— Begin —
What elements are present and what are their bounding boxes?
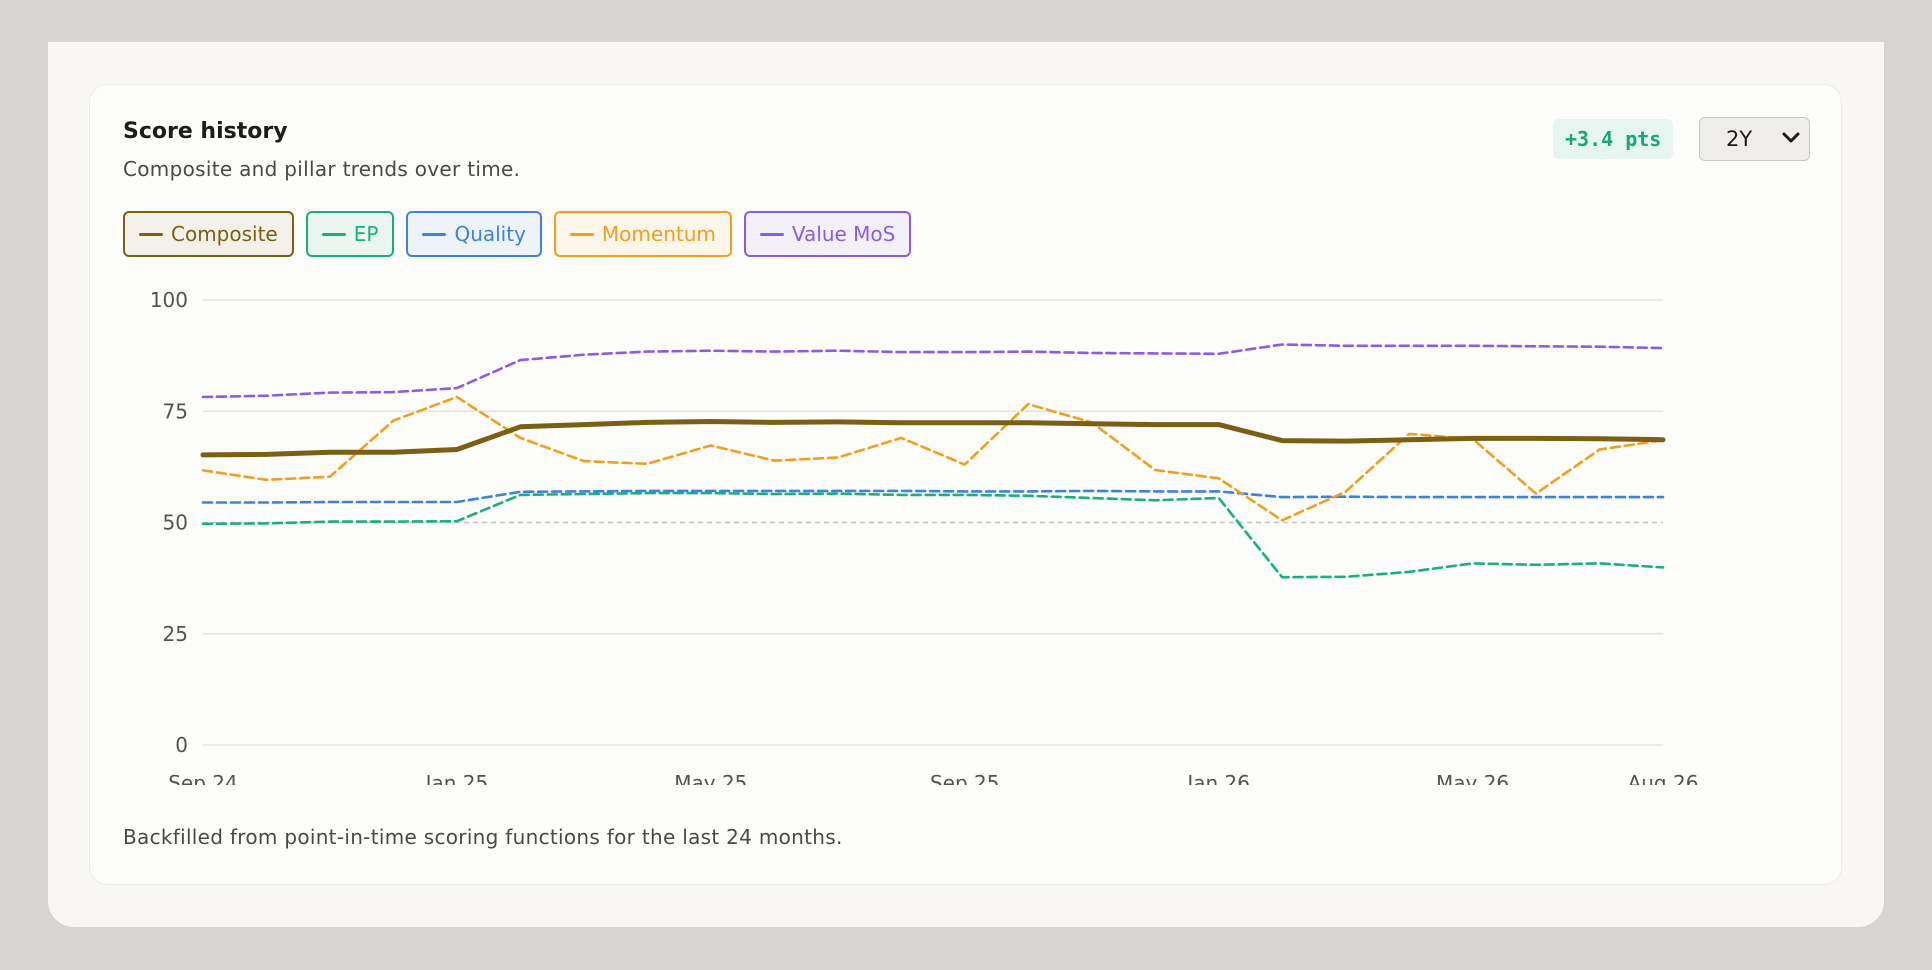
legend-toggle-momentum[interactable]: Momentum: [553, 211, 732, 257]
x-tick-label: Sep 25: [930, 771, 1000, 785]
legend-swatch: [422, 232, 447, 236]
legend-toggle-value-mos[interactable]: Value MoS: [743, 211, 912, 257]
legend-label: Value MoS: [791, 222, 896, 246]
series-line-composite: [200, 419, 1666, 458]
legend-toggle-quality[interactable]: Quality: [406, 211, 542, 257]
legend-swatch: [321, 232, 346, 236]
page-surface: Score history Composite and pillar trend…: [48, 42, 1884, 927]
x-tick-label: Sep 24: [168, 771, 238, 785]
x-tick-label: Jan 26: [1185, 771, 1250, 785]
legend-swatch: [569, 232, 594, 236]
legend-toggle-ep[interactable]: EP: [305, 211, 395, 257]
series-line-ep: [201, 491, 1665, 579]
series-line-quality: [201, 489, 1665, 504]
chart-footnote: Backfilled from point-in-time scoring fu…: [123, 825, 843, 849]
legend-label: EP: [353, 222, 379, 246]
legend-swatch: [139, 232, 163, 236]
score-history-card: Score history Composite and pillar trend…: [89, 84, 1842, 885]
legend-label: Composite: [171, 222, 278, 246]
legend-toggle-composite[interactable]: Composite: [123, 211, 294, 257]
legend-label: Momentum: [601, 222, 716, 246]
series-legend: Composite EP Quality Momentum Value MoS: [123, 211, 912, 257]
range-select-value: 2Y: [1726, 127, 1753, 151]
series-line-value-mos: [201, 343, 1665, 399]
y-tick-label: 75: [163, 399, 188, 423]
card-title: Score history: [123, 119, 288, 144]
x-tick-label: May 26: [1436, 771, 1509, 785]
score-delta-badge: +3.4 pts: [1553, 119, 1674, 159]
card-subtitle: Composite and pillar trends over time.: [123, 157, 521, 181]
range-select[interactable]: 2Y: [1699, 117, 1810, 161]
score-history-chart: 0 25 50 75 100 Sep 24 Jan 25 May 25 Sep 25 Jan 26…: [150, 288, 1699, 785]
y-tick-label: 0: [175, 733, 188, 757]
x-tick-label: May 25: [674, 771, 747, 785]
x-tick-label: Aug 26: [1628, 771, 1699, 785]
chevron-down-icon: [1782, 132, 1800, 143]
legend-swatch: [759, 232, 784, 236]
y-tick-label: 50: [163, 511, 188, 535]
y-tick-label: 100: [150, 288, 188, 312]
series-line-momentum: [201, 395, 1665, 522]
y-tick-label: 25: [163, 622, 188, 646]
legend-label: Quality: [454, 222, 526, 246]
x-tick-label: Jan 25: [424, 771, 489, 785]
— End —
Copy every line of the items above word for word, and leave the pictures out.

What elements are present and what are their bounding boxes?
legend-toggle-momentum[interactable]: Momentum: [553, 211, 732, 257]
x-tick-label: Sep 25: [930, 771, 1000, 785]
legend-swatch: [422, 232, 447, 236]
legend-toggle-value-mos[interactable]: Value MoS: [743, 211, 912, 257]
legend-label: Value MoS: [791, 222, 896, 246]
series-line-composite: [200, 419, 1666, 458]
legend-toggle-quality[interactable]: Quality: [406, 211, 542, 257]
legend-swatch: [321, 232, 346, 236]
page-surface: Score history Composite and pillar trend…: [48, 42, 1884, 927]
x-tick-label: Sep 24: [168, 771, 238, 785]
x-tick-label: Jan 26: [1185, 771, 1250, 785]
legend-swatch: [569, 232, 594, 236]
legend-toggle-ep[interactable]: EP: [305, 211, 395, 257]
series-line-ep: [201, 491, 1665, 579]
series-line-quality: [201, 489, 1665, 504]
chart-footnote: Backfilled from point-in-time scoring fu…: [123, 825, 843, 849]
legend-label: EP: [353, 222, 379, 246]
legend-swatch: [139, 232, 163, 236]
score-history-card: Score history Composite and pillar trend…: [89, 84, 1842, 885]
legend-label: Composite: [171, 222, 278, 246]
legend-toggle-composite[interactable]: Composite: [123, 211, 294, 257]
legend-label: Momentum: [601, 222, 716, 246]
series-legend: Composite EP Quality Momentum Value MoS: [123, 211, 912, 257]
range-select-value: 2Y: [1726, 127, 1753, 151]
series-line-value-mos: [201, 343, 1665, 399]
y-tick-label: 75: [163, 399, 188, 423]
card-title: Score history: [123, 119, 288, 144]
x-tick-label: May 26: [1436, 771, 1509, 785]
score-delta-badge: +3.4 pts: [1553, 119, 1674, 159]
card-subtitle: Composite and pillar trends over time.: [123, 157, 521, 181]
range-select[interactable]: 2Y: [1699, 117, 1810, 161]
score-history-chart: 0 25 50 75 100 Sep 24 Jan 25 May 25 Sep 25 Jan 26…: [150, 288, 1699, 785]
y-tick-label: 0: [175, 733, 188, 757]
x-tick-label: May 25: [674, 771, 747, 785]
x-tick-label: Aug 26: [1628, 771, 1699, 785]
chevron-down-icon: [1782, 132, 1800, 143]
legend-swatch: [759, 232, 784, 236]
y-tick-label: 50: [163, 511, 188, 535]
y-tick-label: 100: [150, 288, 188, 312]
series-line-momentum: [201, 395, 1665, 522]
y-tick-label: 25: [163, 622, 188, 646]
legend-label: Quality: [454, 222, 526, 246]
x-tick-label: Jan 25: [424, 771, 489, 785]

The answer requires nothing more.